PROMPT:
Answer with the number of lines in the listing below that contain the word "дворе", and nothing else.
::::
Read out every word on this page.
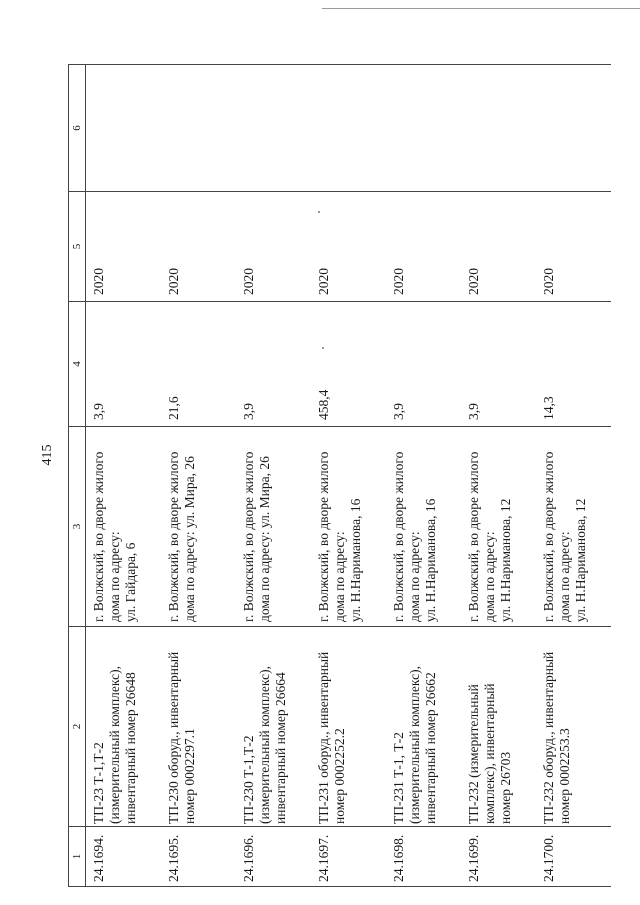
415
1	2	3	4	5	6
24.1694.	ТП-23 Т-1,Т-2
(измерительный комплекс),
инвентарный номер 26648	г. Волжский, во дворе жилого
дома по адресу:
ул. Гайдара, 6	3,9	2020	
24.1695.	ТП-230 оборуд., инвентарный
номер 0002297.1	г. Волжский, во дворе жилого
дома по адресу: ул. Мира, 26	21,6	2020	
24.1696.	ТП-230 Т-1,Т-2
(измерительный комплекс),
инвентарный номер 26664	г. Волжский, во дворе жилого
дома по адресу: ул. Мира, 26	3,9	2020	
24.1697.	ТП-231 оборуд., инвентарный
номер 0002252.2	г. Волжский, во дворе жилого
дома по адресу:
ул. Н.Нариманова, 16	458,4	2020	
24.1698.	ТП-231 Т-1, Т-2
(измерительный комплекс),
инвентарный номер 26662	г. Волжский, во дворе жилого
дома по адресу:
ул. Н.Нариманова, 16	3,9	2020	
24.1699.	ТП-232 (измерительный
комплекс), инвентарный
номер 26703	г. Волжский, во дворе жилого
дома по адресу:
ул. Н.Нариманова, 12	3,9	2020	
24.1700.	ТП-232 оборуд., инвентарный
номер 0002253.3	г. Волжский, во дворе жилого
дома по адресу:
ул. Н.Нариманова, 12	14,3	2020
::::
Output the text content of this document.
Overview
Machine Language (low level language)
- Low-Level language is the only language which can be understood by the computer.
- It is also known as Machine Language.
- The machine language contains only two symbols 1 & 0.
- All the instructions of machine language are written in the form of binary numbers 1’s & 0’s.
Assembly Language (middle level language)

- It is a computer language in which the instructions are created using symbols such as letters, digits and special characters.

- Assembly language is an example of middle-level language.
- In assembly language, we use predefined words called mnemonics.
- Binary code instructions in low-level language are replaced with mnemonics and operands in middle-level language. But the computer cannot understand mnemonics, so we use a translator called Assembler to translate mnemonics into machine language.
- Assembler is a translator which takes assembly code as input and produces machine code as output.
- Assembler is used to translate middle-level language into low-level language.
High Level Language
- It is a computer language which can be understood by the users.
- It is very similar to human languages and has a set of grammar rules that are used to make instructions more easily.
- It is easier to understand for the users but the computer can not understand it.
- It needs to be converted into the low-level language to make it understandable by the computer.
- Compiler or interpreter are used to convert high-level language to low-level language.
::::
FULL SOLUTION:
7